## Prompt
Retype every entry exactly, character for character.

## Given information
------------------------------------------------------------------------

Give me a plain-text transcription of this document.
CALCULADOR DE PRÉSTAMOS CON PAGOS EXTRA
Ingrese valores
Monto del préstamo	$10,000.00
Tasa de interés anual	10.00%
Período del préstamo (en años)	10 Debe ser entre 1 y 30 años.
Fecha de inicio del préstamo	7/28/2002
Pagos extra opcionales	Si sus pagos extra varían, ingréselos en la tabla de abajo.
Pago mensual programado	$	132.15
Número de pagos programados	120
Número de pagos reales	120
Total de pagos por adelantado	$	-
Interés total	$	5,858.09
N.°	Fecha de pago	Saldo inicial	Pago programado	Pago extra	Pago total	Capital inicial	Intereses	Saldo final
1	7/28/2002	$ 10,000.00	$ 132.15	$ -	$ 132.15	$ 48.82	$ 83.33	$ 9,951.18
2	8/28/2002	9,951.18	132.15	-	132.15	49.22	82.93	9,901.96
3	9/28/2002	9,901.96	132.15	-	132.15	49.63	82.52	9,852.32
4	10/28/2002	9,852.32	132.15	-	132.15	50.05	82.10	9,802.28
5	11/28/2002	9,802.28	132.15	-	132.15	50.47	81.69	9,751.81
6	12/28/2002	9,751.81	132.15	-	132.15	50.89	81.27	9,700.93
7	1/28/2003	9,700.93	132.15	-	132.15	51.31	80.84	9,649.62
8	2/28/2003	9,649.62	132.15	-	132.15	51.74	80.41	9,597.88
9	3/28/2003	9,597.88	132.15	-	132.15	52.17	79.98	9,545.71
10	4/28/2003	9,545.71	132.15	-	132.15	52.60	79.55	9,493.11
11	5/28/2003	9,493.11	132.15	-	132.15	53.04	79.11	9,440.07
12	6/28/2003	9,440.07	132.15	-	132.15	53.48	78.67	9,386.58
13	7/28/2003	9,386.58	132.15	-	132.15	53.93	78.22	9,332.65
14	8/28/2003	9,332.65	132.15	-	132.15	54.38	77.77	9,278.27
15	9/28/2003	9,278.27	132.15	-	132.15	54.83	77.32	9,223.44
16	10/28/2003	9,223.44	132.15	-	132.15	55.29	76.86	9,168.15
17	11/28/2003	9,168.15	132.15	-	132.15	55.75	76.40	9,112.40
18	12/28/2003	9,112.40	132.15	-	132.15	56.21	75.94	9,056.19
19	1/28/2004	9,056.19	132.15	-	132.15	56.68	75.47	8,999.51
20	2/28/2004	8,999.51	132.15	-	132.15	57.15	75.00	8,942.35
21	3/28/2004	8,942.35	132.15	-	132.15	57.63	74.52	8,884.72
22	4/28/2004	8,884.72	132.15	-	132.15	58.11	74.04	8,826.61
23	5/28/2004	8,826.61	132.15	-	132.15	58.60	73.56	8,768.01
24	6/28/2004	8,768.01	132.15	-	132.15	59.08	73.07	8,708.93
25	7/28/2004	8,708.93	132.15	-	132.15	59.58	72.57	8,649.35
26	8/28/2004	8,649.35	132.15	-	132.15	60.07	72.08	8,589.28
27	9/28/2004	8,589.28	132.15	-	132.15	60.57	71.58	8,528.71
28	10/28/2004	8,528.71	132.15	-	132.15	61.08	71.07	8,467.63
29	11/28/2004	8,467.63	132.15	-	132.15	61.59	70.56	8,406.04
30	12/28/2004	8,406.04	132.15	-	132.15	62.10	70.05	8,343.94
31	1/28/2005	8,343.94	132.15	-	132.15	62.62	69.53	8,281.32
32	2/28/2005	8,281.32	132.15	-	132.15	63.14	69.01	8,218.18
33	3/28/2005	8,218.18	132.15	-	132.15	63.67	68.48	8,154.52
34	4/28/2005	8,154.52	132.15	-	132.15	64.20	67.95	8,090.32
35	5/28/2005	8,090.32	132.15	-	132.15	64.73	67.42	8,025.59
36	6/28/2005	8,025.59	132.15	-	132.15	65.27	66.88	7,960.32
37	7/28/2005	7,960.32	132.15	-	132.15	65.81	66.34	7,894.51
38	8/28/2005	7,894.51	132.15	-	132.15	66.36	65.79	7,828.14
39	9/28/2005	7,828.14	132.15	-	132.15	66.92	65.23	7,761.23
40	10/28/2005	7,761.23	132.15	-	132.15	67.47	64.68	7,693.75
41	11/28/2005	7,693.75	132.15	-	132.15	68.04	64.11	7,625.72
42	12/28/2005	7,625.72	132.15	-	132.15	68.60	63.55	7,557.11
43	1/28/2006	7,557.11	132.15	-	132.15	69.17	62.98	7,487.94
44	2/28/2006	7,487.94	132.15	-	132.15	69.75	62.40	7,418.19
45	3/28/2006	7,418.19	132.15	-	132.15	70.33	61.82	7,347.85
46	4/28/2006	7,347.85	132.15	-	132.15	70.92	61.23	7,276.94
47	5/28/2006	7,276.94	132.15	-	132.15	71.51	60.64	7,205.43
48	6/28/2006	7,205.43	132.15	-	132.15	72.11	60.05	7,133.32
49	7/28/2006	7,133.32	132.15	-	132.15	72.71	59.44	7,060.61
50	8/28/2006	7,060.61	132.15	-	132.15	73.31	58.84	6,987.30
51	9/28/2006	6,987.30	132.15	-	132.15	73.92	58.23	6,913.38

------------------------------------------------------------------------

## The output
Give me a plain-text transcription of this document.
CALCULADOR DE PRÉSTAMOS CON PAGOS EXTRA
Ingrese valores
Monto del préstamo	$10,000.00
Tasa de interés anual	10.00%
Período del préstamo (en años)	10 Debe ser entre 1 y 30 años.
Fecha de inicio del préstamo	7/28/2002
Pagos extra opcionales	Si sus pagos extra varían, ingréselos en la tabla de abajo.
Pago mensual programado	$	132.15
Número de pagos programados	120
Número de pagos reales	120
Total de pagos por adelantado	$	-
Interés total	$	5,858.09
N.°	Fecha de pago	Saldo inicial	Pago programado	Pago extra	Pago total	Capital inicial	Intereses	Saldo final
1	7/28/2002	$ 10,000.00	$ 132.15	$ -	$ 132.15	$ 48.82	$ 83.33	$ 9,951.18
2	8/28/2002	9,951.18	132.15	-	132.15	49.22	82.93	9,901.96
3	9/28/2002	9,901.96	132.15	-	132.15	49.63	82.52	9,852.32
4	10/28/2002	9,852.32	132.15	-	132.15	50.05	82.10	9,802.28
5	11/28/2002	9,802.28	132.15	-	132.15	50.47	81.69	9,751.81
6	12/28/2002	9,751.81	132.15	-	132.15	50.89	81.27	9,700.93
7	1/28/2003	9,700.93	132.15	-	132.15	51.31	80.84	9,649.62
8	2/28/2003	9,649.62	132.15	-	132.15	51.74	80.41	9,597.88
9	3/28/2003	9,597.88	132.15	-	132.15	52.17	79.98	9,545.71
10	4/28/2003	9,545.71	132.15	-	132.15	52.60	79.55	9,493.11
11	5/28/2003	9,493.11	132.15	-	132.15	53.04	79.11	9,440.07
12	6/28/2003	9,440.07	132.15	-	132.15	53.48	78.67	9,386.58
13	7/28/2003	9,386.58	132.15	-	132.15	53.93	78.22	9,332.65
14	8/28/2003	9,332.65	132.15	-	132.15	54.38	77.77	9,278.27
15	9/28/2003	9,278.27	132.15	-	132.15	54.83	77.32	9,223.44
16	10/28/2003	9,223.44	132.15	-	132.15	55.29	76.86	9,168.15
17	11/28/2003	9,168.15	132.15	-	132.15	55.75	76.40	9,112.40
18	12/28/2003	9,112.40	132.15	-	132.15	56.21	75.94	9,056.19
19	1/28/2004	9,056.19	132.15	-	132.15	56.68	75.47	8,999.51
20	2/28/2004	8,999.51	132.15	-	132.15	57.15	75.00	8,942.35
21	3/28/2004	8,942.35	132.15	-	132.15	57.63	74.52	8,884.72
22	4/28/2004	8,884.72	132.15	-	132.15	58.11	74.04	8,826.61
23	5/28/2004	8,826.61	132.15	-	132.15	58.60	73.56	8,768.01
24	6/28/2004	8,768.01	132.15	-	132.15	59.08	73.07	8,708.93
25	7/28/2004	8,708.93	132.15	-	132.15	59.58	72.57	8,649.35
26	8/28/2004	8,649.35	132.15	-	132.15	60.07	72.08	8,589.28
27	9/28/2004	8,589.28	132.15	-	132.15	60.57	71.58	8,528.71
28	10/28/2004	8,528.71	132.15	-	132.15	61.08	71.07	8,467.63
29	11/28/2004	8,467.63	132.15	-	132.15	61.59	70.56	8,406.04
30	12/28/2004	8,406.04	132.15	-	132.15	62.10	70.05	8,343.94
31	1/28/2005	8,343.94	132.15	-	132.15	62.62	69.53	8,281.32
32	2/28/2005	8,281.32	132.15	-	132.15	63.14	69.01	8,218.18
33	3/28/2005	8,218.18	132.15	-	132.15	63.67	68.48	8,154.52
34	4/28/2005	8,154.52	132.15	-	132.15	64.20	67.95	8,090.32
35	5/28/2005	8,090.32	132.15	-	132.15	64.73	67.42	8,025.59
36	6/28/2005	8,025.59	132.15	-	132.15	65.27	66.88	7,960.32
37	7/28/2005	7,960.32	132.15	-	132.15	65.81	66.34	7,894.51
38	8/28/2005	7,894.51	132.15	-	132.15	66.36	65.79	7,828.14
39	9/28/2005	7,828.14	132.15	-	132.15	66.92	65.23	7,761.23
40	10/28/2005	7,761.23	132.15	-	132.15	67.47	64.68	7,693.75
41	11/28/2005	7,693.75	132.15	-	132.15	68.04	64.11	7,625.72
42	12/28/2005	7,625.72	132.15	-	132.15	68.60	63.55	7,557.11
43	1/28/2006	7,557.11	132.15	-	132.15	69.17	62.98	7,487.94
44	2/28/2006	7,487.94	132.15	-	132.15	69.75	62.40	7,418.19
45	3/28/2006	7,418.19	132.15	-	132.15	70.33	61.82	7,347.85
46	4/28/2006	7,347.85	132.15	-	132.15	70.92	61.23	7,276.94
47	5/28/2006	7,276.94	132.15	-	132.15	71.51	60.64	7,205.43
48	6/28/2006	7,205.43	132.15	-	132.15	72.11	60.05	7,133.32
49	7/28/2006	7,133.32	132.15	-	132.15	72.71	59.44	7,060.61
50	8/28/2006	7,060.61	132.15	-	132.15	73.31	58.84	6,987.30
51	9/28/2006	6,987.30	132.15	-	132.15	73.92	58.23	6,913.38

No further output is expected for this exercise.